■ STORED DATA ■
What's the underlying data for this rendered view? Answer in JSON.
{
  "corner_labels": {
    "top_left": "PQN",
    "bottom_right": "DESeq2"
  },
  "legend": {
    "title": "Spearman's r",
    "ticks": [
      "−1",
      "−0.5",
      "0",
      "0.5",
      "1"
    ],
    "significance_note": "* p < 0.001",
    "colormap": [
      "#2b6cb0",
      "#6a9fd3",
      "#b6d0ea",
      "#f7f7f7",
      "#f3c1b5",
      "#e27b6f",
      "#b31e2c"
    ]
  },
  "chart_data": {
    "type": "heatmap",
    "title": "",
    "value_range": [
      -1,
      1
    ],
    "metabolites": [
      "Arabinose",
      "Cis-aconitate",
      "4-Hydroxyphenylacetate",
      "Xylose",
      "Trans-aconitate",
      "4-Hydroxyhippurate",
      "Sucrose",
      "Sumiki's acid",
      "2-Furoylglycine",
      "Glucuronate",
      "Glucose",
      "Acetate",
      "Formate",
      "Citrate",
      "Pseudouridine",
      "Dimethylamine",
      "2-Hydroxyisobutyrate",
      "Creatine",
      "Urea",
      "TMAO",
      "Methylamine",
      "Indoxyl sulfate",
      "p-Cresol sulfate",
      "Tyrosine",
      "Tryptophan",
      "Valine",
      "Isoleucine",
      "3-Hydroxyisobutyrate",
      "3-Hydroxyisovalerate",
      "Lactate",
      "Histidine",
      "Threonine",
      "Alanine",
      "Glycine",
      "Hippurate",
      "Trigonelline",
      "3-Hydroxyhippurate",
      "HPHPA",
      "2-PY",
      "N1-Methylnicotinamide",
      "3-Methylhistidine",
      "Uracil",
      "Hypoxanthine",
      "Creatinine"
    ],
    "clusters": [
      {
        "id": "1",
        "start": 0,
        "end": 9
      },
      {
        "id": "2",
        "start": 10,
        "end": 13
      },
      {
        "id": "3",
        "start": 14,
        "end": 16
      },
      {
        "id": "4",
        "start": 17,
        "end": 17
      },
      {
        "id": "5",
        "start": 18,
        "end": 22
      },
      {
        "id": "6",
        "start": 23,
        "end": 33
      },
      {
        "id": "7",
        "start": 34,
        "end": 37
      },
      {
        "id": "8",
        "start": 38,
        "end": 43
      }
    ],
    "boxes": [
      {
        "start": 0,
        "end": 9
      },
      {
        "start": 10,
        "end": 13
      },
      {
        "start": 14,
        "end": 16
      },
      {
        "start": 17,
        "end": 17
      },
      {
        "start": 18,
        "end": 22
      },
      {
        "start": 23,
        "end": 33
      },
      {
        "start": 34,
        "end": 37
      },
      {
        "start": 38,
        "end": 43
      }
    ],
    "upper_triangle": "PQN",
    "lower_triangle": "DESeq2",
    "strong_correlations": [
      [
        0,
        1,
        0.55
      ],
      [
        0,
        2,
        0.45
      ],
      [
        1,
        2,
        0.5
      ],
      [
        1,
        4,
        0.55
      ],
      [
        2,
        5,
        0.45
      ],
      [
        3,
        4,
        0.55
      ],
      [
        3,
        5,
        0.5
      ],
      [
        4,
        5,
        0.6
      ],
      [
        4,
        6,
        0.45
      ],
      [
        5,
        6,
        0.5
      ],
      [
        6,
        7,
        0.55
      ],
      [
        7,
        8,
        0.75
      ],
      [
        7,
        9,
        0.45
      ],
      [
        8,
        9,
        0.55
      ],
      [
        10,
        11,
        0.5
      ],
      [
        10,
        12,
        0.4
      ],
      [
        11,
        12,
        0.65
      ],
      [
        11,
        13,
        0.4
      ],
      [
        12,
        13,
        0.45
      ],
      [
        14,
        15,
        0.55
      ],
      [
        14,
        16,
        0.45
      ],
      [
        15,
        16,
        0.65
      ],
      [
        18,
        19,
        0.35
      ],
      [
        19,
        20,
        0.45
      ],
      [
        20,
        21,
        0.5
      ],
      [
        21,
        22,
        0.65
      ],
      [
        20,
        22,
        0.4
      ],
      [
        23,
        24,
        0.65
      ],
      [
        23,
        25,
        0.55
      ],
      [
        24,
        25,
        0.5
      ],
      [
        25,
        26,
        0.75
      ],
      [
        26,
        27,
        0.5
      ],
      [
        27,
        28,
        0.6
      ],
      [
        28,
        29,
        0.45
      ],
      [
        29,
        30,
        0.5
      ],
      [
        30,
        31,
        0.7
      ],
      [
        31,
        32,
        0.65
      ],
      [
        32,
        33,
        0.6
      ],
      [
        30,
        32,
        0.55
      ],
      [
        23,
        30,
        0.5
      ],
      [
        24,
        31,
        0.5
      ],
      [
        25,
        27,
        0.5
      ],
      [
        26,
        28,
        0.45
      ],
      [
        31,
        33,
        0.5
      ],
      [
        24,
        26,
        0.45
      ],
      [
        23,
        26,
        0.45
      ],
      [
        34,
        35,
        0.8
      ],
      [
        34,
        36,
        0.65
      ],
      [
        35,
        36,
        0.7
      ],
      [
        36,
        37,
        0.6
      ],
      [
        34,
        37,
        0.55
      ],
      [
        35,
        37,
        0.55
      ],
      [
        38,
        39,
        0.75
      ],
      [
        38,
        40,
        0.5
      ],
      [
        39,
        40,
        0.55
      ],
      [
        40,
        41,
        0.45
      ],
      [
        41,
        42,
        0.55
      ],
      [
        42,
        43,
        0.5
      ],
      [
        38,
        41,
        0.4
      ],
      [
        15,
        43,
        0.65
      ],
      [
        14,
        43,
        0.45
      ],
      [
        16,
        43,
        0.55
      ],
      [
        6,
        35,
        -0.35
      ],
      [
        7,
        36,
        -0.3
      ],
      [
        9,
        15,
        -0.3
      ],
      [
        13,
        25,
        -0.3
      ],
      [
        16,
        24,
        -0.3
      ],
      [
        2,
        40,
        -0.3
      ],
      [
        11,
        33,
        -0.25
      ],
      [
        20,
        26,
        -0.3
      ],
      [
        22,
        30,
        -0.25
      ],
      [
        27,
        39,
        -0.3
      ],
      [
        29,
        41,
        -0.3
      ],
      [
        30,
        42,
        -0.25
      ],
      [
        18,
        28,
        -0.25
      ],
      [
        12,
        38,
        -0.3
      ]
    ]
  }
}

■ WHAT THE TASK ASKS ■
Using the material above, report each line where "Hydroxyisobutyrate" occurs.

■ THE SOLUTION ■
      "2-Hydroxyisobutyrate",
      "3-Hydroxyisobutyrate",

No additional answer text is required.